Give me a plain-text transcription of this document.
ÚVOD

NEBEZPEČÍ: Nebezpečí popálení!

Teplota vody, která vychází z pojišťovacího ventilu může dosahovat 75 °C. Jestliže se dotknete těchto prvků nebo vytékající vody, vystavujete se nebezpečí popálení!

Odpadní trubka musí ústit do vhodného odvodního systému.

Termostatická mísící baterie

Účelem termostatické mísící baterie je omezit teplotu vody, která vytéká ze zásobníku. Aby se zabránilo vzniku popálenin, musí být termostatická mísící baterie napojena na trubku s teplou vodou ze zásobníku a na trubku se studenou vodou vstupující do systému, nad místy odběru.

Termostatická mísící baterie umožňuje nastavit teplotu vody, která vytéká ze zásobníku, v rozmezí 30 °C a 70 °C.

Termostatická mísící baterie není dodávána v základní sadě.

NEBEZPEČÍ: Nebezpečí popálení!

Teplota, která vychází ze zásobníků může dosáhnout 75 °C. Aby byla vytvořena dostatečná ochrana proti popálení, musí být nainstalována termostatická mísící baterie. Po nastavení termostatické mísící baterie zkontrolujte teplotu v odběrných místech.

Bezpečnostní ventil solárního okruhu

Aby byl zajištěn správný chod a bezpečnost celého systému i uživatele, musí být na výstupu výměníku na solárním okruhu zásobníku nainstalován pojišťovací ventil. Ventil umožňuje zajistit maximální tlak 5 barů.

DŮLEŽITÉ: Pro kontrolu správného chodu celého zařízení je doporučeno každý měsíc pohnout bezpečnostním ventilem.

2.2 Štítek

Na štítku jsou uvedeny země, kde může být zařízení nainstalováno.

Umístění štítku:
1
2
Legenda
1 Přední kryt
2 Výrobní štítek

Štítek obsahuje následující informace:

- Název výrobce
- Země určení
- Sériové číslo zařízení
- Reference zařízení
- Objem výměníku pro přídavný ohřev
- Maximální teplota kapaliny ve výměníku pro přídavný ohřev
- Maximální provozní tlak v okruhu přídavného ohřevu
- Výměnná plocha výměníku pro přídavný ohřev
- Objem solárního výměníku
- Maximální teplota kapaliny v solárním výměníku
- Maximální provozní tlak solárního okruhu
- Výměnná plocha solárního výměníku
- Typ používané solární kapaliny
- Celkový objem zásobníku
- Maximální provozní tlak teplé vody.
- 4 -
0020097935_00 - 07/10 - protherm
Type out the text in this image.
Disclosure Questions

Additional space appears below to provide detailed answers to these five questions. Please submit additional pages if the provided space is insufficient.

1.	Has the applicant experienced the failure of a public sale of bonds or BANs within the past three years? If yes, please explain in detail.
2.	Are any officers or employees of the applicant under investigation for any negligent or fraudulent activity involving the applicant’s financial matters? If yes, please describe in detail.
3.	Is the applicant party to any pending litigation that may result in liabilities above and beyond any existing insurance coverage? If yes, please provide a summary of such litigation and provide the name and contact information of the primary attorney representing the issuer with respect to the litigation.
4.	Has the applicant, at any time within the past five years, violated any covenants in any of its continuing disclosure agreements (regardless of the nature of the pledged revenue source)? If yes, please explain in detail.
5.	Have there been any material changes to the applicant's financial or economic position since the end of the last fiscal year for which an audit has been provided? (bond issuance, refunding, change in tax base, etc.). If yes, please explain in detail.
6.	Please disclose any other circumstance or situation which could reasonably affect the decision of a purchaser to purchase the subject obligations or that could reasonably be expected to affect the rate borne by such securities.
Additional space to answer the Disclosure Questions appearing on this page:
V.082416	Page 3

_AIM OF THE TASK_. Go through the records and pull out each line that includes the word "umožňuje".

_RESULT_.
Termostatická mísící baterie umožňuje nastavit teplotu vody, která vytéká ze zásobníku, v rozmezí 30 °C a 70 °C.
Aby byl zajištěn správný chod a bezpečnost celého systému i uživatele, musí být na výstupu výměníku na solárním okruhu zásobníku nainstalován pojišťovací ventil. Ventil umožňuje zajistit maximální tlak 5 barů.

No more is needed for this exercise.